[WHAT IS REQUIRED]
Reproduce the following material exactly, including every line.
--- start ---
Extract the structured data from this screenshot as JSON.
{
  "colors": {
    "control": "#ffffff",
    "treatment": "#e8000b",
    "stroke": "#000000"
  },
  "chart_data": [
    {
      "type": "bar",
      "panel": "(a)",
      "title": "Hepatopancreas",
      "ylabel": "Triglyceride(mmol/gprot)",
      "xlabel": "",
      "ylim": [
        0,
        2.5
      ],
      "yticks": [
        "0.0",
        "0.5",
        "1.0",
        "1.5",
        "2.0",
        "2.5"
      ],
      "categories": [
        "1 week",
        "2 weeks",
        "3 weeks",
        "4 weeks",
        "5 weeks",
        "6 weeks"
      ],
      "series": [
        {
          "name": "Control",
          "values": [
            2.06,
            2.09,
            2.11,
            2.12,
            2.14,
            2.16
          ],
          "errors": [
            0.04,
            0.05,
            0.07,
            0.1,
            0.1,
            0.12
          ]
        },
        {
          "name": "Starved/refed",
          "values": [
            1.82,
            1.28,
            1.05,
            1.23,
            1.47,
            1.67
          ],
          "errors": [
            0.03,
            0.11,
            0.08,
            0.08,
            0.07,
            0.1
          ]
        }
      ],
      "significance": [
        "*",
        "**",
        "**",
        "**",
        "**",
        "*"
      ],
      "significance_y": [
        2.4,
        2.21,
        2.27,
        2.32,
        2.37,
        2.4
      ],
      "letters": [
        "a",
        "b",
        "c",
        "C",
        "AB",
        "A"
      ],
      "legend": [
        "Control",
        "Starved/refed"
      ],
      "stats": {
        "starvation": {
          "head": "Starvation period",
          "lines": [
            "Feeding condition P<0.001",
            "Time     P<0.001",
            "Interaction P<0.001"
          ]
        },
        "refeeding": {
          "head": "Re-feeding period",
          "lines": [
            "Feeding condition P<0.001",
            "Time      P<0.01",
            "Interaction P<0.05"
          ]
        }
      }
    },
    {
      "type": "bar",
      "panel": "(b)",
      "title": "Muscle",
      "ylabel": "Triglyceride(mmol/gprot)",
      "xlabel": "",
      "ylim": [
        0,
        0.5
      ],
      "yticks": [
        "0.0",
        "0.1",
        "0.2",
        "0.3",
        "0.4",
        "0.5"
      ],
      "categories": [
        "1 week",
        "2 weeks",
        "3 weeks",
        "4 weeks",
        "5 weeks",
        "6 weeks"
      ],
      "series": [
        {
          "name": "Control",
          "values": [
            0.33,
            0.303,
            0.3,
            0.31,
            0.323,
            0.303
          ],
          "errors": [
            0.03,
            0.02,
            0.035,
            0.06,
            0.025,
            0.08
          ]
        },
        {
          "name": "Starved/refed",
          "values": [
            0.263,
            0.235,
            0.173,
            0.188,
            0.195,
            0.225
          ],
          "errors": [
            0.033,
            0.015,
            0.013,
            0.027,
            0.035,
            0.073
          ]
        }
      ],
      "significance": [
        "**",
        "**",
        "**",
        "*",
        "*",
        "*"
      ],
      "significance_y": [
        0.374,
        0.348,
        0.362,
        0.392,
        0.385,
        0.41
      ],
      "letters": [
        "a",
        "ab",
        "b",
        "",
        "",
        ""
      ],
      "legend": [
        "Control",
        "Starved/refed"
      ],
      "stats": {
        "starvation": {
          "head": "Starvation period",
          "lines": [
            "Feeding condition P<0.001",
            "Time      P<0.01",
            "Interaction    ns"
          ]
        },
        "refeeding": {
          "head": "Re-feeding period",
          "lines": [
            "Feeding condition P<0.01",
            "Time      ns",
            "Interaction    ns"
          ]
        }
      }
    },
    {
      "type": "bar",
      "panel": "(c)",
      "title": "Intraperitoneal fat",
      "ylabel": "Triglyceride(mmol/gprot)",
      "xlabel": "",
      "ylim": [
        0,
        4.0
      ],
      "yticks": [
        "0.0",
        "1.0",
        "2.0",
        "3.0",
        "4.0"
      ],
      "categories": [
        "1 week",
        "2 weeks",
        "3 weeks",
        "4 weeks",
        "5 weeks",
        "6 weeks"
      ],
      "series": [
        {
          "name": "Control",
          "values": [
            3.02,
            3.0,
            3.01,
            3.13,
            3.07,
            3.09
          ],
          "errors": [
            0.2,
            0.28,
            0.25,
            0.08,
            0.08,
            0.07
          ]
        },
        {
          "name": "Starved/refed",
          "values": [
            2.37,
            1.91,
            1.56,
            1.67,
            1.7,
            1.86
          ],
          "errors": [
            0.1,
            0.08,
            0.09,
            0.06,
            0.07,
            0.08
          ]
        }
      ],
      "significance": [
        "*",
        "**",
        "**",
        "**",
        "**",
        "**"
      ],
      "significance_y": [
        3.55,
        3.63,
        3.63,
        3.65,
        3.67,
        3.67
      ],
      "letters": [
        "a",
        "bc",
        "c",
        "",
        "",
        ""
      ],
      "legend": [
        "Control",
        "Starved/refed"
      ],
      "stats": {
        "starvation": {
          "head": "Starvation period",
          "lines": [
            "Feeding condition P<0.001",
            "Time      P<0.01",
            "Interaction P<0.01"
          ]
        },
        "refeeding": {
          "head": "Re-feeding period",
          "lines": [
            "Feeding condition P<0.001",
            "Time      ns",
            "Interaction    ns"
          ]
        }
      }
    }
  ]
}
--- end ---
[IN RESPONSE]
Extract the structured data from this screenshot as JSON.
{
  "colors": {
    "control": "#ffffff",
    "treatment": "#e8000b",
    "stroke": "#000000"
  },
  "chart_data": [
    {
      "type": "bar",
      "panel": "(a)",
      "title": "Hepatopancreas",
      "ylabel": "Triglyceride(mmol/gprot)",
      "xlabel": "",
      "ylim": [
        0,
        2.5
      ],
      "yticks": [
        "0.0",
        "0.5",
        "1.0",
        "1.5",
        "2.0",
        "2.5"
      ],
      "categories": [
        "1 week",
        "2 weeks",
        "3 weeks",
        "4 weeks",
        "5 weeks",
        "6 weeks"
      ],
      "series": [
        {
          "name": "Control",
          "values": [
            2.06,
            2.09,
            2.11,
            2.12,
            2.14,
            2.16
          ],
          "errors": [
            0.04,
            0.05,
            0.07,
            0.1,
            0.1,
            0.12
          ]
        },
        {
          "name": "Starved/refed",
          "values": [
            1.82,
            1.28,
            1.05,
            1.23,
            1.47,
            1.67
          ],
          "errors": [
            0.03,
            0.11,
            0.08,
            0.08,
            0.07,
            0.1
          ]
        }
      ],
      "significance": [
        "*",
        "**",
        "**",
        "**",
        "**",
        "*"
      ],
      "significance_y": [
        2.4,
        2.21,
        2.27,
        2.32,
        2.37,
        2.4
      ],
      "letters": [
        "a",
        "b",
        "c",
        "C",
        "AB",
        "A"
      ],
      "legend": [
        "Control",
        "Starved/refed"
      ],
      "stats": {
        "starvation": {
          "head": "Starvation period",
          "lines": [
            "Feeding condition P<0.001",
            "Time     P<0.001",
            "Interaction P<0.001"
          ]
        },
        "refeeding": {
          "head": "Re-feeding period",
          "lines": [
            "Feeding condition P<0.001",
            "Time      P<0.01",
            "Interaction P<0.05"
          ]
        }
      }
    },
    {
      "type": "bar",
      "panel": "(b)",
      "title": "Muscle",
      "ylabel": "Triglyceride(mmol/gprot)",
      "xlabel": "",
      "ylim": [
        0,
        0.5
      ],
      "yticks": [
        "0.0",
        "0.1",
        "0.2",
        "0.3",
        "0.4",
        "0.5"
      ],
      "categories": [
        "1 week",
        "2 weeks",
        "3 weeks",
        "4 weeks",
        "5 weeks",
        "6 weeks"
      ],
      "series": [
        {
          "name": "Control",
          "values": [
            0.33,
            0.303,
            0.3,
            0.31,
            0.323,
            0.303
          ],
          "errors": [
            0.03,
            0.02,
            0.035,
            0.06,
            0.025,
            0.08
          ]
        },
        {
          "name": "Starved/refed",
          "values": [
            0.263,
            0.235,
            0.173,
            0.188,
            0.195,
            0.225
          ],
          "errors": [
            0.033,
            0.015,
            0.013,
            0.027,
            0.035,
            0.073
          ]
        }
      ],
      "significance": [
        "**",
        "**",
        "**",
        "*",
        "*",
        "*"
      ],
      "significance_y": [
        0.374,
        0.348,
        0.362,
        0.392,
        0.385,
        0.41
      ],
      "letters": [
        "a",
        "ab",
        "b",
        "",
        "",
        ""
      ],
      "legend": [
        "Control",
        "Starved/refed"
      ],
      "stats": {
        "starvation": {
          "head": "Starvation period",
          "lines": [
            "Feeding condition P<0.001",
            "Time      P<0.01",
            "Interaction    ns"
          ]
        },
        "refeeding": {
          "head": "Re-feeding period",
          "lines": [
            "Feeding condition P<0.01",
            "Time      ns",
            "Interaction    ns"
          ]
        }
      }
    },
    {
      "type": "bar",
      "panel": "(c)",
      "title": "Intraperitoneal fat",
      "ylabel": "Triglyceride(mmol/gprot)",
      "xlabel": "",
      "ylim": [
        0,
        4.0
      ],
      "yticks": [
        "0.0",
        "1.0",
        "2.0",
        "3.0",
        "4.0"
      ],
      "categories": [
        "1 week",
        "2 weeks",
        "3 weeks",
        "4 weeks",
        "5 weeks",
        "6 weeks"
      ],
      "series": [
        {
          "name": "Control",
          "values": [
            3.02,
            3.0,
            3.01,
            3.13,
            3.07,
            3.09
          ],
          "errors": [
            0.2,
            0.28,
            0.25,
            0.08,
            0.08,
            0.07
          ]
        },
        {
          "name": "Starved/refed",
          "values": [
            2.37,
            1.91,
            1.56,
            1.67,
            1.7,
            1.86
          ],
          "errors": [
            0.1,
            0.08,
            0.09,
            0.06,
            0.07,
            0.08
          ]
        }
      ],
      "significance": [
        "*",
        "**",
        "**",
        "**",
        "**",
        "**"
      ],
      "significance_y": [
        3.55,
        3.63,
        3.63,
        3.65,
        3.67,
        3.67
      ],
      "letters": [
        "a",
        "bc",
        "c",
        "",
        "",
        ""
      ],
      "legend": [
        "Control",
        "Starved/refed"
      ],
      "stats": {
        "starvation": {
          "head": "Starvation period",
          "lines": [
            "Feeding condition P<0.001",
            "Time      P<0.01",
            "Interaction P<0.01"
          ]
        },
        "refeeding": {
          "head": "Re-feeding period",
          "lines": [
            "Feeding condition P<0.001",
            "Time      ns",
            "Interaction    ns"
          ]
        }
      }
    }
  ]
}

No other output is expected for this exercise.